Repeat every entry word for word, but leave the images out of your copy.
INPUT ROWS start
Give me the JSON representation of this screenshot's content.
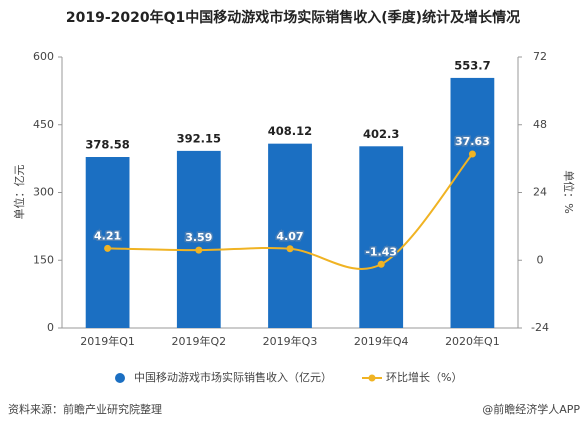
{
  "chart_data": {
    "type": "bar",
    "title": "2019-2020年Q1中国移动游戏市场实际销售收入(季度)统计及增长情况",
    "ylabel": "单位：亿元",
    "y2label": "单位：%",
    "categories": [
      "2019年Q1",
      "2019年Q2",
      "2019年Q3",
      "2019年Q4",
      "2020年Q1"
    ],
    "series": [
      {
        "name": "中国移动游戏市场实际销售收入（亿元）",
        "type": "bar",
        "color": "#1b6fc2",
        "values": [
          378.58,
          392.15,
          408.12,
          402.3,
          553.7
        ]
      },
      {
        "name": "环比增长（%）",
        "type": "line",
        "axis": "y2",
        "color": "#f0b323",
        "values": [
          4.21,
          3.59,
          4.07,
          -1.43,
          37.63
        ]
      }
    ],
    "ylim": [
      0,
      600
    ],
    "yticks": [
      0,
      150,
      300,
      450,
      600
    ],
    "y2lim": [
      -24,
      72
    ],
    "y2ticks": [
      -24,
      0,
      24,
      48,
      72
    ],
    "legend": "bottom",
    "source": "资料来源：前瞻产业研究院整理",
    "credit": "@前瞻经济学人APP"
  }
}
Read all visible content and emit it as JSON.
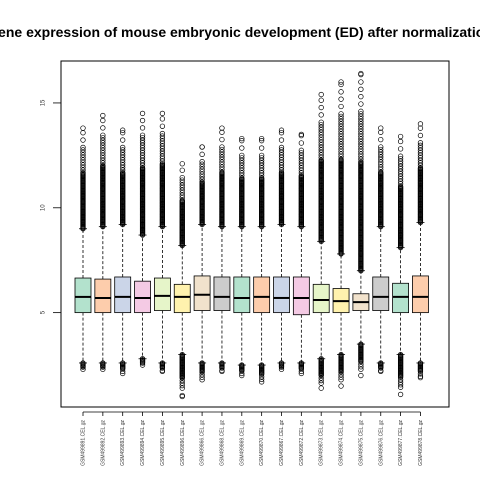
INPUT ROWS end
### EXERCISE SOLUTION
Give me the JSON representation of this screenshot's content.
{
  "chart_data": {
    "type": "bar",
    "title": "2019-2020年Q1中国移动游戏市场实际销售收入(季度)统计及增长情况",
    "ylabel": "单位：亿元",
    "y2label": "单位：%",
    "categories": [
      "2019年Q1",
      "2019年Q2",
      "2019年Q3",
      "2019年Q4",
      "2020年Q1"
    ],
    "series": [
      {
        "name": "中国移动游戏市场实际销售收入（亿元）",
        "type": "bar",
        "color": "#1b6fc2",
        "values": [
          378.58,
          392.15,
          408.12,
          402.3,
          553.7
        ]
      },
      {
        "name": "环比增长（%）",
        "type": "line",
        "axis": "y2",
        "color": "#f0b323",
        "values": [
          4.21,
          3.59,
          4.07,
          -1.43,
          37.63
        ]
      }
    ],
    "ylim": [
      0,
      600
    ],
    "yticks": [
      0,
      150,
      300,
      450,
      600
    ],
    "y2lim": [
      -24,
      72
    ],
    "y2ticks": [
      -24,
      0,
      24,
      48,
      72
    ],
    "legend": "bottom",
    "source": "资料来源：前瞻产业研究院整理",
    "credit": "@前瞻经济学人APP"
  }
}
Read all visible content and emit it as JSON.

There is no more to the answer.